*What the task requires*
Copy the data precisely, character for character, and leave out every picture.

(Stored records)
········

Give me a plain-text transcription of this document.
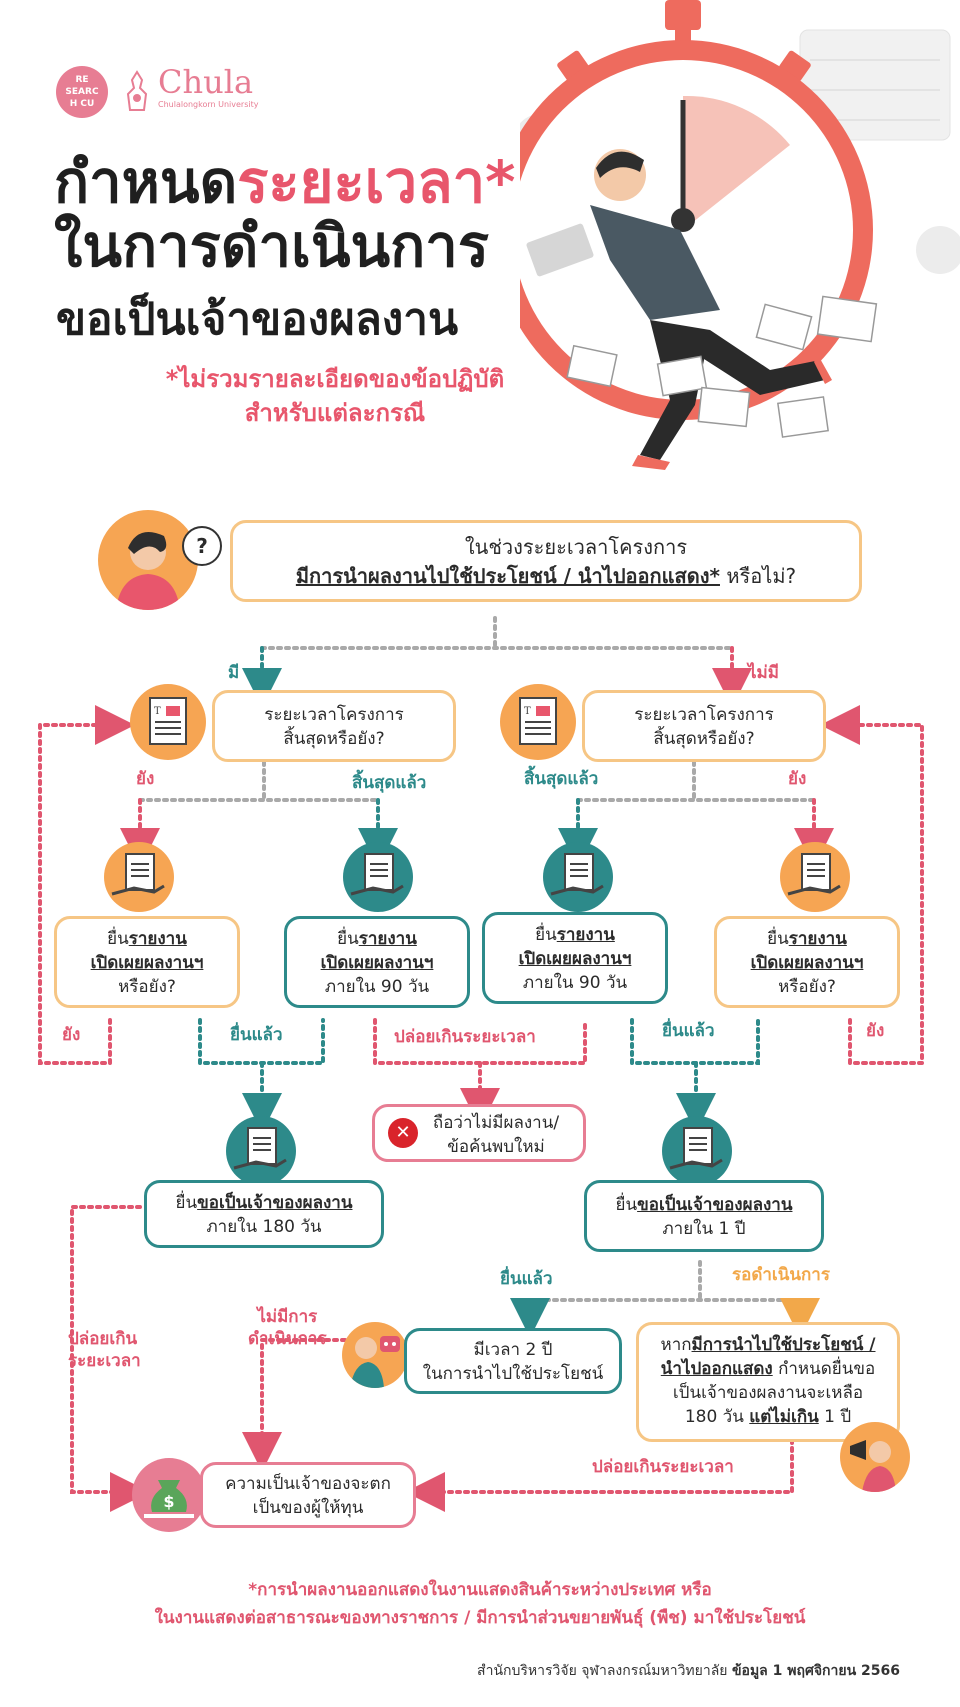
RE SEARCH CU
Chula
Chulalongkorn University
กำหนดระยะเวลา*
ในการดำเนินการ
ขอเป็นเจ้าของผลงาน
*ไม่รวมรายละเอียดของข้อปฏิบัติ
สำหรับแต่ละกรณี
?	ในช่วงระยะเวลาโครงการ
มีการนำผลงานไปใช้ประโยชน์ / นำไปออกแสดง* หรือไม่?
มี	ไม่มี
T	ระยะเวลาโครงการ
สิ้นสุดหรือยัง?
T	ระยะเวลาโครงการ
สิ้นสุดหรือยัง?
ยัง	สิ้นสุดแล้ว	สิ้นสุดแล้ว	ยัง
ยื่นรายงาน
เปิดเผยผลงานฯ
หรือยัง?
ยื่นรายงาน
เปิดเผยผลงานฯ
ภายใน 90 วัน
ยื่นรายงาน
เปิดเผยผลงานฯ
ภายใน 90 วัน
ยื่นรายงาน
เปิดเผยผลงานฯ
หรือยัง?
ยัง	ยื่นแล้ว	ปล่อยเกินระยะเวลา	ยื่นแล้ว	ยัง
ถือว่าไม่มีผลงาน/
ข้อค้นพบใหม่
✕
ยื่นขอเป็นเจ้าของผลงาน
ภายใน 180 วัน
ยื่นขอเป็นเจ้าของผลงาน
ภายใน 1 ปี
ยื่นแล้ว	รอดำเนินการ
ไม่มีการ
ดำเนินการ
ปล่อยเกิน
ระยะเวลา
มีเวลา 2 ปี
ในการนำไปใช้ประโยชน์
หากมีการนำไปใช้ประโยชน์ /
นำไปออกแสดง กำหนดยื่นขอ
เป็นเจ้าของผลงานจะเหลือ
180 วัน แต่ไม่เกิน 1 ปี
ปล่อยเกินระยะเวลา
$
ความเป็นเจ้าของจะตก
เป็นของผู้ให้ทุน
*การนำผลงานออกแสดงในงานแสดงสินค้าระหว่างประเทศ หรือ
ในงานแสดงต่อสาธารณะของทางราชการ / มีการนำส่วนขยายพันธุ์ (พืช) มาใช้ประโยชน์
สำนักบริหารวิจัย จุฬาลงกรณ์มหาวิทยาลัย ข้อมูล 1 พฤศจิกายน 2566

········

*Task result*
Give me a plain-text transcription of this document.
RE SEARCH CU
Chula
Chulalongkorn University
กำหนดระยะเวลา*
ในการดำเนินการ
ขอเป็นเจ้าของผลงาน
*ไม่รวมรายละเอียดของข้อปฏิบัติ
สำหรับแต่ละกรณี
?	ในช่วงระยะเวลาโครงการ
มีการนำผลงานไปใช้ประโยชน์ / นำไปออกแสดง* หรือไม่?
มี	ไม่มี
T	ระยะเวลาโครงการ
สิ้นสุดหรือยัง?
T	ระยะเวลาโครงการ
สิ้นสุดหรือยัง?
ยัง	สิ้นสุดแล้ว	สิ้นสุดแล้ว	ยัง
ยื่นรายงาน
เปิดเผยผลงานฯ
หรือยัง?
ยื่นรายงาน
เปิดเผยผลงานฯ
ภายใน 90 วัน
ยื่นรายงาน
เปิดเผยผลงานฯ
ภายใน 90 วัน
ยื่นรายงาน
เปิดเผยผลงานฯ
หรือยัง?
ยัง	ยื่นแล้ว	ปล่อยเกินระยะเวลา	ยื่นแล้ว	ยัง
ถือว่าไม่มีผลงาน/
ข้อค้นพบใหม่
✕
ยื่นขอเป็นเจ้าของผลงาน
ภายใน 180 วัน
ยื่นขอเป็นเจ้าของผลงาน
ภายใน 1 ปี
ยื่นแล้ว	รอดำเนินการ
ไม่มีการ
ดำเนินการ
ปล่อยเกิน
ระยะเวลา
มีเวลา 2 ปี
ในการนำไปใช้ประโยชน์
หากมีการนำไปใช้ประโยชน์ /
นำไปออกแสดง กำหนดยื่นขอ
เป็นเจ้าของผลงานจะเหลือ
180 วัน แต่ไม่เกิน 1 ปี
ปล่อยเกินระยะเวลา
$
ความเป็นเจ้าของจะตก
เป็นของผู้ให้ทุน
*การนำผลงานออกแสดงในงานแสดงสินค้าระหว่างประเทศ หรือ
ในงานแสดงต่อสาธารณะของทางราชการ / มีการนำส่วนขยายพันธุ์ (พืช) มาใช้ประโยชน์
สำนักบริหารวิจัย จุฬาลงกรณ์มหาวิทยาลัย ข้อมูล 1 พฤศจิกายน 2566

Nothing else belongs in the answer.